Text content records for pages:
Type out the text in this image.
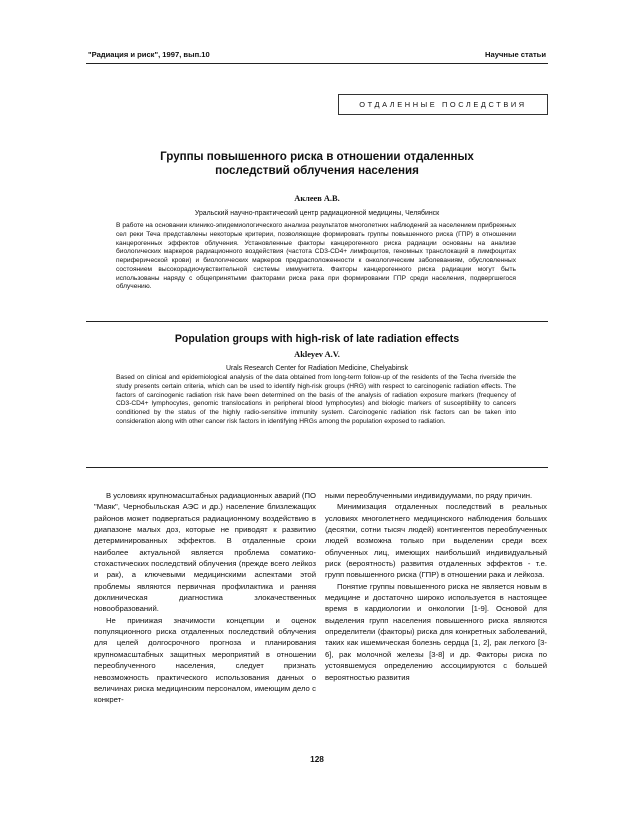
"Радиация и риск", 1997, вып.10	Научные статьи
ОТДАЛЕННЫЕ ПОСЛЕДСТВИЯ
Группы повышенного риска в отношении отдаленных
последствий облучения населения
Аклеев А.В.
Уральский научно-практический центр радиационной медицины, Челябинск
В работе на основании клинико-эпидемиологического анализа результатов многолетних наблюдений за населением прибрежных сел реки Теча представлены некоторые критерии, позволяющие формировать группы повышенного риска (ГПР) в отношении канцерогенных эффектов облучения. Установленные факторы канцерогенного риска радиации основаны на анализе биологических маркеров радиационного воздействия (частота CD3-CD4+ лимфоцитов, геномных транслокаций в лимфоцитах периферической крови) и биологических маркеров предрасположенности к онкологическим заболеваниям, обусловленных состоянием высокорадиочувствительной системы иммунитета. Факторы канцерогенного риска радиации могут быть использованы наряду с общепринятыми факторами риска рака при формировании ГПР среди населения, подвергшегося облучению.
Population groups with high-risk of late radiation effects
Akleyev A.V.
Urals Research Center for Radiation Medicine, Chelyabinsk
Based on clinical and epidemiological analysis of the data obtained from long-term follow-up of the residents of the Techa riverside the study presents certain criteria, which can be used to identify high-risk groups (HRG) with respect to carcinogenic radiation effects. The factors of carcinogenic radiation risk have been determined on the basis of the analysis of radiation exposure markers (frequency of CD3-CD4+ lymphocytes, genomic translocations in peripheral blood lymphocytes) and biologic markers of susceptibility to cancers conditioned by the status of the highly radio-sensitive immunity system. Carcinogenic radiation risk factors can be taken into consideration along with other cancer risk factors in identifying HRGs among the population exposed to radiation.

В условиях крупномасштабных радиационных аварий (ПО "Маяк", Чернобыльская АЭС и др.) население близлежащих районов может подвергаться радиационному воздействию в диапазоне малых доз, которые не приводят к развитию детерминированных эффектов. В отдаленные сроки наиболее актуальной является проблема соматико-стохастических последствий облучения (прежде всего лейкоз и рак), а ключевыми медицинскими аспектами этой проблемы являются первичная профилактика и ранняя доклиническая диагностика злокачественных новообразований.

Не принижая значимости концепции и оценок популяционного риска отдаленных последствий облучения для целей долгосрочного прогноза и планирования крупномасштабных защитных мероприятий в отношении переоблученного населения, следует признать невозможность практического использования данных о величинах риска медицинским персоналом, имеющим дело с конкрет-

ными переоблученными индивидуумами, по ряду причин.

Минимизация отдаленных последствий в реальных условиях многолетнего медицинского наблюдения больших (десятки, сотни тысяч людей) контингентов переоблученных людей возможна только при выделении среди всех облученных лиц, имеющих наибольший индивидуальный риск (вероятность) развития отдаленных эффектов - т.е. групп повышенного риска (ГПР) в отношении рака и лейкоза.

Понятие группы повышенного риска не является новым в медицине и достаточно широко используется в настоящее время в кардиологии и онкологии [1-9]. Основой для выделения групп населения повышенного риска являются определители (факторы) риска для конкретных заболеваний, таких как ишемическая болезнь сердца [1, 2], рак легкого [3-6], рак молочной железы [3-8] и др. Факторы риска по устоявшемуся определению ассоциируются с большей вероятностью развития

128
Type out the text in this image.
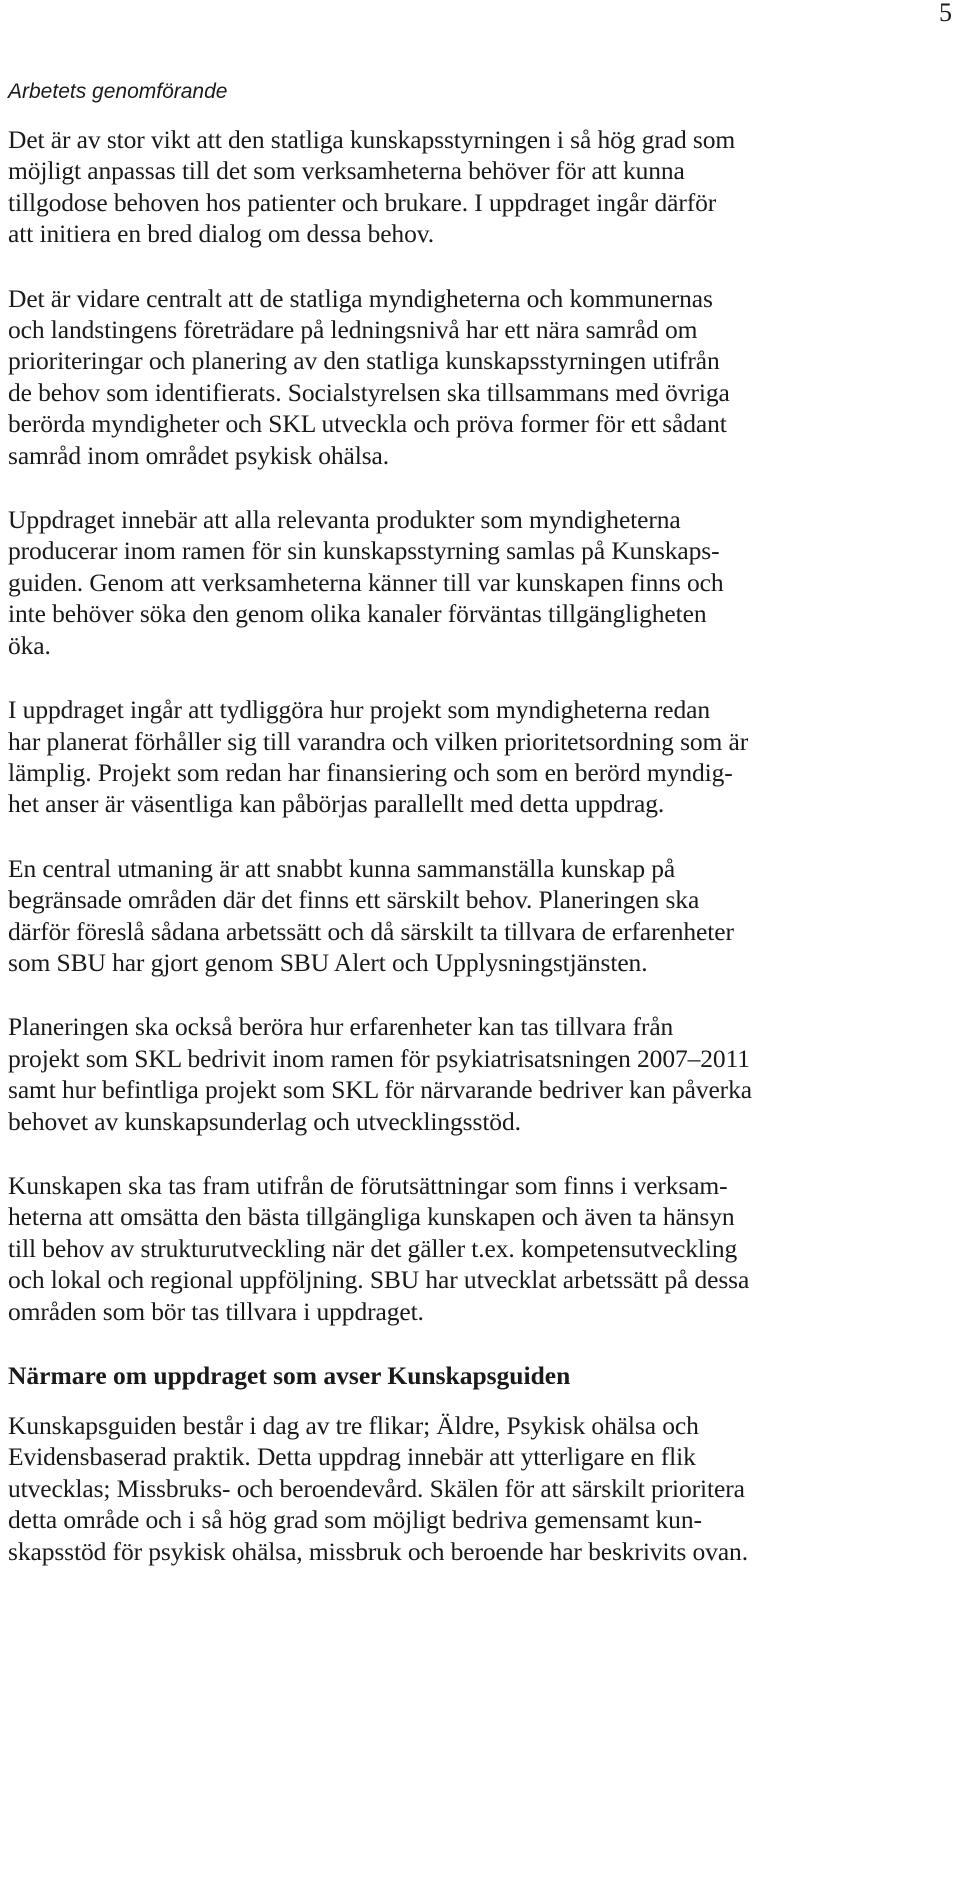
5
Arbetets genomförande
Det är av stor vikt att den statliga kunskapsstyrningen i så hög grad som
möjligt anpassas till det som verksamheterna behöver för att kunna
tillgodose behoven hos patienter och brukare. I uppdraget ingår därför
att initiera en bred dialog om dessa behov.
Det är vidare centralt att de statliga myndigheterna och kommunernas
och landstingens företrädare på ledningsnivå har ett nära samråd om
prioriteringar och planering av den statliga kunskapsstyrningen utifrån
de behov som identifierats. Socialstyrelsen ska tillsammans med övriga
berörda myndigheter och SKL utveckla och pröva former för ett sådant
samråd inom området psykisk ohälsa.
Uppdraget innebär att alla relevanta produkter som myndigheterna
producerar inom ramen för sin kunskapsstyrning samlas på Kunskaps-
guiden. Genom att verksamheterna känner till var kunskapen finns och
inte behöver söka den genom olika kanaler förväntas tillgängligheten
öka.
I uppdraget ingår att tydliggöra hur projekt som myndigheterna redan
har planerat förhåller sig till varandra och vilken prioritetsordning som är
lämplig. Projekt som redan har finansiering och som en berörd myndig-
het anser är väsentliga kan påbörjas parallellt med detta uppdrag.
En central utmaning är att snabbt kunna sammanställa kunskap på
begränsade områden där det finns ett särskilt behov. Planeringen ska
därför föreslå sådana arbetssätt och då särskilt ta tillvara de erfarenheter
som SBU har gjort genom SBU Alert och Upplysningstjänsten.
Planeringen ska också beröra hur erfarenheter kan tas tillvara från
projekt som SKL bedrivit inom ramen för psykiatrisatsningen 2007–2011
samt hur befintliga projekt som SKL för närvarande bedriver kan påverka
behovet av kunskapsunderlag och utvecklingsstöd.
Kunskapen ska tas fram utifrån de förutsättningar som finns i verksam-
heterna att omsätta den bästa tillgängliga kunskapen och även ta hänsyn
till behov av strukturutveckling när det gäller t.ex. kompetensutveckling
och lokal och regional uppföljning. SBU har utvecklat arbetssätt på dessa
områden som bör tas tillvara i uppdraget.
Närmare om uppdraget som avser Kunskapsguiden
Kunskapsguiden består i dag av tre flikar; Äldre, Psykisk ohälsa och
Evidensbaserad praktik. Detta uppdrag innebär att ytterligare en flik
utvecklas; Missbruks- och beroendevård. Skälen för att särskilt prioritera
detta område och i så hög grad som möjligt bedriva gemensamt kun-
skapsstöd för psykisk ohälsa, missbruk och beroende har beskrivits ovan.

» What you need to do
Search the entries above for the word "kunskapsstyrningen" and copy each line where it appears.

» Solution for this task
Det är av stor vikt att den statliga kunskapsstyrningen i så hög grad som
prioriteringar och planering av den statliga kunskapsstyrningen utifrån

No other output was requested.